(Records from a collection)
::::
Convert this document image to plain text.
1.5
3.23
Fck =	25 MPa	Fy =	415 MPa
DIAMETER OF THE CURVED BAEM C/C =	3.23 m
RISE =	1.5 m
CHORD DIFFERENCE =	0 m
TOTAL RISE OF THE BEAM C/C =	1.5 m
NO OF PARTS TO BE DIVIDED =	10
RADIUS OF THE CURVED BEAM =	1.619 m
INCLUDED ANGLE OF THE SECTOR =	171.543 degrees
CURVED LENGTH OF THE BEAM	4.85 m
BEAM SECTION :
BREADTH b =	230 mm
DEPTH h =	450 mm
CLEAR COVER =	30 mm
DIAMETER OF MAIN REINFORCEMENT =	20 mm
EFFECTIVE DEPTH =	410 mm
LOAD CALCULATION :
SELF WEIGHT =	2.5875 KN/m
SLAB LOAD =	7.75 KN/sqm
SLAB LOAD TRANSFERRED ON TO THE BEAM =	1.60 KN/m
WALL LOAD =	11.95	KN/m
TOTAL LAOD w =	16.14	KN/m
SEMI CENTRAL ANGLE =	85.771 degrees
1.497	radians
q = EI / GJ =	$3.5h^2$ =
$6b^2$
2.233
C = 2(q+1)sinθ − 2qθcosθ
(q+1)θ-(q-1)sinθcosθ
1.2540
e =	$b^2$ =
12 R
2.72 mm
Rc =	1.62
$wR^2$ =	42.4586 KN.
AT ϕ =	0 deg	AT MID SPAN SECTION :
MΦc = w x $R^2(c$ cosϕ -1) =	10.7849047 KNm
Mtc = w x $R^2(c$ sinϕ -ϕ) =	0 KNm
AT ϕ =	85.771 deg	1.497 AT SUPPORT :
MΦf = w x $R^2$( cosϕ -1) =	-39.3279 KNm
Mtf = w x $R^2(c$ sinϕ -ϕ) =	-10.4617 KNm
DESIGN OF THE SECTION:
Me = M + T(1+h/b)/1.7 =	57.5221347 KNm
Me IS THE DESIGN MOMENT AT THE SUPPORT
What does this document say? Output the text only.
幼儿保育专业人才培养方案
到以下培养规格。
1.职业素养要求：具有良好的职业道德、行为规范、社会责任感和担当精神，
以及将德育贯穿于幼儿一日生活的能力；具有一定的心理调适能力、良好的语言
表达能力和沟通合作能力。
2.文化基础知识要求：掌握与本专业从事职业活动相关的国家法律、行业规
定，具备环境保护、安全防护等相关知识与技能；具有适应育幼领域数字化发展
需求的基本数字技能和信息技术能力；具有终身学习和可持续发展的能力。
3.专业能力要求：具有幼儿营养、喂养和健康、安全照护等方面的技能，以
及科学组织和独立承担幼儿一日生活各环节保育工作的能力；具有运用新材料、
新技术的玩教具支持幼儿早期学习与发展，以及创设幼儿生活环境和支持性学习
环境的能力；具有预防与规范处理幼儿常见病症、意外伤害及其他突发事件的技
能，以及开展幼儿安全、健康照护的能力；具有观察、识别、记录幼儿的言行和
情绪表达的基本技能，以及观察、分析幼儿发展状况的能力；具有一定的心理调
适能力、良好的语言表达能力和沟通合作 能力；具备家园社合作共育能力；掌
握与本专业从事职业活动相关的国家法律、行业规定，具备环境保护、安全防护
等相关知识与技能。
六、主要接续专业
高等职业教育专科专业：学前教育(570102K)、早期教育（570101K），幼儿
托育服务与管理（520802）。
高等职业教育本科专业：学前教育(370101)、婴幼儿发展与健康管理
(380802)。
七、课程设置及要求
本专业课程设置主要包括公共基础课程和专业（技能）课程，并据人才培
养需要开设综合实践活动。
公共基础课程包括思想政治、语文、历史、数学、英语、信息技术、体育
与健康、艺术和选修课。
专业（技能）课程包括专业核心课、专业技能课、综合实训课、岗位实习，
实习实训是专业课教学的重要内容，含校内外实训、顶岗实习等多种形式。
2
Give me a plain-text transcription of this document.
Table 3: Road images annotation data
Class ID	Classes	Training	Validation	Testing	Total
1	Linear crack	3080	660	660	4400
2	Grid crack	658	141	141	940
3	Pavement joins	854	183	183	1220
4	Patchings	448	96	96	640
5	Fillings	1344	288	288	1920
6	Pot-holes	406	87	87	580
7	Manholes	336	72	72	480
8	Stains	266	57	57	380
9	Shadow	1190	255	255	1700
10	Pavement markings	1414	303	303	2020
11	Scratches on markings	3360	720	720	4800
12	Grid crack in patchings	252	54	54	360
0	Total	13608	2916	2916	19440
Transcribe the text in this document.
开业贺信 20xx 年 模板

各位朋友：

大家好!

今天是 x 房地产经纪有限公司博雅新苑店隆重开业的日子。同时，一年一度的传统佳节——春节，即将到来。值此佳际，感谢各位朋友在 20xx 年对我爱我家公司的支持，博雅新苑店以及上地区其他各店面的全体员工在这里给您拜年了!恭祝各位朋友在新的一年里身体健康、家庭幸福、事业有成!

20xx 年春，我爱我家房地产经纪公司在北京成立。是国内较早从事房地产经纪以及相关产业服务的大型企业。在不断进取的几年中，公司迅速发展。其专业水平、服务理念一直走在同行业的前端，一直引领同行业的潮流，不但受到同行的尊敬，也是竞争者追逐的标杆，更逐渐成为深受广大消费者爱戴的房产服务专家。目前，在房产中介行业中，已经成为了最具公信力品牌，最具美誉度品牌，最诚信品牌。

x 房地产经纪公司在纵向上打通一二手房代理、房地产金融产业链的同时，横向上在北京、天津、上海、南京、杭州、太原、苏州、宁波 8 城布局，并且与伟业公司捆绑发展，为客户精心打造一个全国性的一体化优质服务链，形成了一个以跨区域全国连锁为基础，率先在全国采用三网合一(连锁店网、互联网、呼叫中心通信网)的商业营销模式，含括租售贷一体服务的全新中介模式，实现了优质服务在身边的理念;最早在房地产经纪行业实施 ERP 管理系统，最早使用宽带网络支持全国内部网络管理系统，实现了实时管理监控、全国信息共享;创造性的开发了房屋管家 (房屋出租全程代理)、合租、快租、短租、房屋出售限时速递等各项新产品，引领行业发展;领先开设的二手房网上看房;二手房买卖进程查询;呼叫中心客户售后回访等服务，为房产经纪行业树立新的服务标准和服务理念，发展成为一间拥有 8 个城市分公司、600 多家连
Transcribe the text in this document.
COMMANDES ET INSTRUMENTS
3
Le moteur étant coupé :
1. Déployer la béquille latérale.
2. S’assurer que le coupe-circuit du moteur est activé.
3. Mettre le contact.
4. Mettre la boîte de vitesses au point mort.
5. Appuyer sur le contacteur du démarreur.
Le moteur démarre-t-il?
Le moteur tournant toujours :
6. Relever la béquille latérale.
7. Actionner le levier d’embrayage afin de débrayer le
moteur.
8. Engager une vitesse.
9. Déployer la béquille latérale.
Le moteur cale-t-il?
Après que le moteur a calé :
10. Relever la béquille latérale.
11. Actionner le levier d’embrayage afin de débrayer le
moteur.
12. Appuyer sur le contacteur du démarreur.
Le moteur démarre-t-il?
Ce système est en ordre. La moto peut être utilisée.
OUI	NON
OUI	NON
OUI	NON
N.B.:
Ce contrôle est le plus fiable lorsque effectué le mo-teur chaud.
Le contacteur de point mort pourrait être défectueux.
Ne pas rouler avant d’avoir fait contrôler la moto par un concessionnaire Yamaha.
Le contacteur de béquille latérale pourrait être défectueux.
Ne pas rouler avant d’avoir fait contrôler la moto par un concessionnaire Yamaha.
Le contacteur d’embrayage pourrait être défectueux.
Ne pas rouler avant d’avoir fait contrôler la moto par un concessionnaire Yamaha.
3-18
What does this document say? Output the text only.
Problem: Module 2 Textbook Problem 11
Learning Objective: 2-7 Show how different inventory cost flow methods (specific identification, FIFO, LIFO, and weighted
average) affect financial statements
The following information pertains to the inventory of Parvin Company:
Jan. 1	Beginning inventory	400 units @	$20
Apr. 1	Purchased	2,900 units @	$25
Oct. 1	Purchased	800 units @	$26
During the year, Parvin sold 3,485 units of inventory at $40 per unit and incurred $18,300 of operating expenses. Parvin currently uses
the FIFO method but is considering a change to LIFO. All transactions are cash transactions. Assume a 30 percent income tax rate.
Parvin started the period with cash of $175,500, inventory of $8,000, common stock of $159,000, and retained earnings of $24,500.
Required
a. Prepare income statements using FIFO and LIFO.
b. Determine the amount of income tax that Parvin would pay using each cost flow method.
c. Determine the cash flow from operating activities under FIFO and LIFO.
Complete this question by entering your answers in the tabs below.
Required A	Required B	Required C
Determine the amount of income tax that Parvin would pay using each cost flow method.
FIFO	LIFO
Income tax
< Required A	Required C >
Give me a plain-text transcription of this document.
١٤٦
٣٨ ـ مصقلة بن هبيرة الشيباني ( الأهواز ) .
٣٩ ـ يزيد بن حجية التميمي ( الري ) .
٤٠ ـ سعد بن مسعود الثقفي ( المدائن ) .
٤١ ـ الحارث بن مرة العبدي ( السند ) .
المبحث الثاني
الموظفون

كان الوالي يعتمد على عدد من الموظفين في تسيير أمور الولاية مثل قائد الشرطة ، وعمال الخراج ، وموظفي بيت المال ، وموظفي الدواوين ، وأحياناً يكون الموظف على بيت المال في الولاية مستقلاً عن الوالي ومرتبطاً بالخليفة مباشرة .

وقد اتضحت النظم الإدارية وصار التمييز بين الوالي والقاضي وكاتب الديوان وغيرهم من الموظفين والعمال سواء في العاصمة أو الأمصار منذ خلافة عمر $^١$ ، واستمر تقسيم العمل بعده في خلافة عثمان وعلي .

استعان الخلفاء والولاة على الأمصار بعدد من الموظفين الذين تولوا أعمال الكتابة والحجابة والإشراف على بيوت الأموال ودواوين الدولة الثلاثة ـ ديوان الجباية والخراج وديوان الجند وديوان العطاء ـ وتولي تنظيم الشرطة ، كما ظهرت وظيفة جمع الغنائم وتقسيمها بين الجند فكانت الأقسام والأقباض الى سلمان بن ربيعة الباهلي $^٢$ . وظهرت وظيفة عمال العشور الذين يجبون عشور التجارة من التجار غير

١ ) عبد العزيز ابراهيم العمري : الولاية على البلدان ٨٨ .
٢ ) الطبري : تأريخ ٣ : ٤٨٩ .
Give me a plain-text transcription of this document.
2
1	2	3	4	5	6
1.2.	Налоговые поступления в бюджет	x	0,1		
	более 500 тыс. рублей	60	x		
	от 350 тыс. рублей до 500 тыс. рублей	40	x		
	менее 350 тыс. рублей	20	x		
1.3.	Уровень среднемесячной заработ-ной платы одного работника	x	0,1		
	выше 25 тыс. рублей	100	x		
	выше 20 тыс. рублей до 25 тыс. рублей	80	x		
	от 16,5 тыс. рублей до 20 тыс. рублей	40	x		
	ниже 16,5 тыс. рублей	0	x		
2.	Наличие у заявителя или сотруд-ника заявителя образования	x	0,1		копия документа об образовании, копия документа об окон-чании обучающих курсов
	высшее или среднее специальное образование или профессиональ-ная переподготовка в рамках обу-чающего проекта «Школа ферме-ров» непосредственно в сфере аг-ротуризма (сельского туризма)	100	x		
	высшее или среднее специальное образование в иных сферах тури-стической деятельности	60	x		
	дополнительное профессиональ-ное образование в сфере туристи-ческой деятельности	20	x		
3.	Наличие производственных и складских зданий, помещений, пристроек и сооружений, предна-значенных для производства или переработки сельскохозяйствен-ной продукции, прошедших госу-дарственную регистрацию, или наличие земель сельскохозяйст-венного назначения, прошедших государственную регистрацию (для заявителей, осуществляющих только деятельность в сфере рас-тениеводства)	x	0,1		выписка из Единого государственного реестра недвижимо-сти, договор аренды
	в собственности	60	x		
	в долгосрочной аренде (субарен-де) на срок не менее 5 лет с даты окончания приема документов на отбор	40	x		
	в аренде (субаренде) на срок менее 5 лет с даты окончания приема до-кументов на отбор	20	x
::::
**Requirement:**
Write out each line of the data that holds the string "Appuyer".

**Answer to the exercise:**
5. Appuyer sur le contacteur du démarreur.
12. Appuyer sur le contacteur du démarreur.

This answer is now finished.